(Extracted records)
----------------------------------------

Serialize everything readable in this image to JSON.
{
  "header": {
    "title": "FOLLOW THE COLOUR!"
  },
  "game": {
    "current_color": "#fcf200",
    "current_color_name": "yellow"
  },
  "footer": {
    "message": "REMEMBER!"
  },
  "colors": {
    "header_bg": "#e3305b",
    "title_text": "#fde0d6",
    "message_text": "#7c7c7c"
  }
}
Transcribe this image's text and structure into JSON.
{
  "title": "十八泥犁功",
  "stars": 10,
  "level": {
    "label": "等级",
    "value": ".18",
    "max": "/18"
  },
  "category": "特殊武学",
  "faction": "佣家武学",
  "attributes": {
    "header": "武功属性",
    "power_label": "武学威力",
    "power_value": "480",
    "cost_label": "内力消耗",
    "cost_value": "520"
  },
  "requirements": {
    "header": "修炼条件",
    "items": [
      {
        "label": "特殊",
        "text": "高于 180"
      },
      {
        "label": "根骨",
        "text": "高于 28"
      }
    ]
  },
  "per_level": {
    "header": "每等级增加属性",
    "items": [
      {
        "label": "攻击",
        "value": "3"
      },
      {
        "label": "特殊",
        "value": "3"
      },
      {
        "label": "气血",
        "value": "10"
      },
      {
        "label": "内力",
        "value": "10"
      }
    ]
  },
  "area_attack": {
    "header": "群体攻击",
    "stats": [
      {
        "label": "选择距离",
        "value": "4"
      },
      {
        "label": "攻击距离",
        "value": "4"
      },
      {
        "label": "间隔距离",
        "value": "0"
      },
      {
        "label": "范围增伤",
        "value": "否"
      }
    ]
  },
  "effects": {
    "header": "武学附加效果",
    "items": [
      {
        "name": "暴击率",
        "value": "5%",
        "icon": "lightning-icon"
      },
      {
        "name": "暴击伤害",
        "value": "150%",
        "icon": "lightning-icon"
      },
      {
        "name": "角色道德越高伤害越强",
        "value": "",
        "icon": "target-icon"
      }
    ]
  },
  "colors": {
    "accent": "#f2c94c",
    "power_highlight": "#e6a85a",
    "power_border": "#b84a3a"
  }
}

----------------------------------------

§ **Exercise**
Repeat the material above in full, keeping every word.

§ **Output for this task**
Serialize everything readable in this image to JSON.
{
  "header": {
    "title": "FOLLOW THE COLOUR!"
  },
  "game": {
    "current_color": "#fcf200",
    "current_color_name": "yellow"
  },
  "footer": {
    "message": "REMEMBER!"
  },
  "colors": {
    "header_bg": "#e3305b",
    "title_text": "#fde0d6",
    "message_text": "#7c7c7c"
  }
}
Transcribe this image's text and structure into JSON.
{
  "title": "十八泥犁功",
  "stars": 10,
  "level": {
    "label": "等级",
    "value": ".18",
    "max": "/18"
  },
  "category": "特殊武学",
  "faction": "佣家武学",
  "attributes": {
    "header": "武功属性",
    "power_label": "武学威力",
    "power_value": "480",
    "cost_label": "内力消耗",
    "cost_value": "520"
  },
  "requirements": {
    "header": "修炼条件",
    "items": [
      {
        "label": "特殊",
        "text": "高于 180"
      },
      {
        "label": "根骨",
        "text": "高于 28"
      }
    ]
  },
  "per_level": {
    "header": "每等级增加属性",
    "items": [
      {
        "label": "攻击",
        "value": "3"
      },
      {
        "label": "特殊",
        "value": "3"
      },
      {
        "label": "气血",
        "value": "10"
      },
      {
        "label": "内力",
        "value": "10"
      }
    ]
  },
  "area_attack": {
    "header": "群体攻击",
    "stats": [
      {
        "label": "选择距离",
        "value": "4"
      },
      {
        "label": "攻击距离",
        "value": "4"
      },
      {
        "label": "间隔距离",
        "value": "0"
      },
      {
        "label": "范围增伤",
        "value": "否"
      }
    ]
  },
  "effects": {
    "header": "武学附加效果",
    "items": [
      {
        "name": "暴击率",
        "value": "5%",
        "icon": "lightning-icon"
      },
      {
        "name": "暴击伤害",
        "value": "150%",
        "icon": "lightning-icon"
      },
      {
        "name": "角色道德越高伤害越强",
        "value": "",
        "icon": "target-icon"
      }
    ]
  },
  "colors": {
    "accent": "#f2c94c",
    "power_highlight": "#e6a85a",
    "power_border": "#b84a3a"
  }
}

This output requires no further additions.